| The exercise |
Read the lines below. Copy out any that hold the string "ὅταν".

Data records
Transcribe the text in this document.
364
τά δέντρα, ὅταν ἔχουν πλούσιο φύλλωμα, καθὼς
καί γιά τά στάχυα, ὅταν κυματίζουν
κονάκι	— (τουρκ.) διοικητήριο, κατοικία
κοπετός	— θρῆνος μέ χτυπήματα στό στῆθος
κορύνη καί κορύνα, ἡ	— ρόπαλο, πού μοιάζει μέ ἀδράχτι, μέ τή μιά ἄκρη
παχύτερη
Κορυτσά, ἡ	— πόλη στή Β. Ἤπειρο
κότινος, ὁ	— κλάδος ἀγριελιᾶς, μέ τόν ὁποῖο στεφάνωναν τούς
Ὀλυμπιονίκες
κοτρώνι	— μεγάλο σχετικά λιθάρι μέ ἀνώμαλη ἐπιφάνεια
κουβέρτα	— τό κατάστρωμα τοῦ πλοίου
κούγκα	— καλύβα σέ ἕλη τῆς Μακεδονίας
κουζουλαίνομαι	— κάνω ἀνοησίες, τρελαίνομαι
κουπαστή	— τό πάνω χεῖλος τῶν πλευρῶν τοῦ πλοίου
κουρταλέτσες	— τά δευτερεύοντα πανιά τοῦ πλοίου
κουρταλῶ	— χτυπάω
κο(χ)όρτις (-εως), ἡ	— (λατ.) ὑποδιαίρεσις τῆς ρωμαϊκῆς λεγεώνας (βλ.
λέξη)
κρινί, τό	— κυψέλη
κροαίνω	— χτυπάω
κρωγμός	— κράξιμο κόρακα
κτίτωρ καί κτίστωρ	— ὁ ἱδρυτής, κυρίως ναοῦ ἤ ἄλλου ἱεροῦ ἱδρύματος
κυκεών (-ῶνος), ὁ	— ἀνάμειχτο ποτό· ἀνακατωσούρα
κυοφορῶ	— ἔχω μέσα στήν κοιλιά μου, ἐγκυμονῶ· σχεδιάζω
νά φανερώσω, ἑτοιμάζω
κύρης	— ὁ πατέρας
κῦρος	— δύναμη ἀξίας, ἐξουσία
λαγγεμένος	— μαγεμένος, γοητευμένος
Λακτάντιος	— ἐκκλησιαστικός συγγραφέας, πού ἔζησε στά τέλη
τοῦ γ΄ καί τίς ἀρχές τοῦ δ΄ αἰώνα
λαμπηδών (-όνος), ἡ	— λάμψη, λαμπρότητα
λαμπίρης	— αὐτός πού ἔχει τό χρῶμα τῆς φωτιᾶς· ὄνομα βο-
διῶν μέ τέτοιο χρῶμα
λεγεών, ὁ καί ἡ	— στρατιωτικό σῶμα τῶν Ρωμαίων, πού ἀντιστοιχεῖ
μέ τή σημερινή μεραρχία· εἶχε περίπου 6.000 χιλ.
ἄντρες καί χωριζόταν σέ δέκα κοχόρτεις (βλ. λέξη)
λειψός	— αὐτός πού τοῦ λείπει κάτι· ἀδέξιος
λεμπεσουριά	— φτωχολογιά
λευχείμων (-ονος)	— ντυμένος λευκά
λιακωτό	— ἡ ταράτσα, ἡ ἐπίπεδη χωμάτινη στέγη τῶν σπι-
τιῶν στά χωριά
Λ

| The answer |
τά δέντρα, ὅταν ἔχουν πλούσιο φύλλωμα, καθὼς
καί γιά τά στάχυα, ὅταν κυματίζουν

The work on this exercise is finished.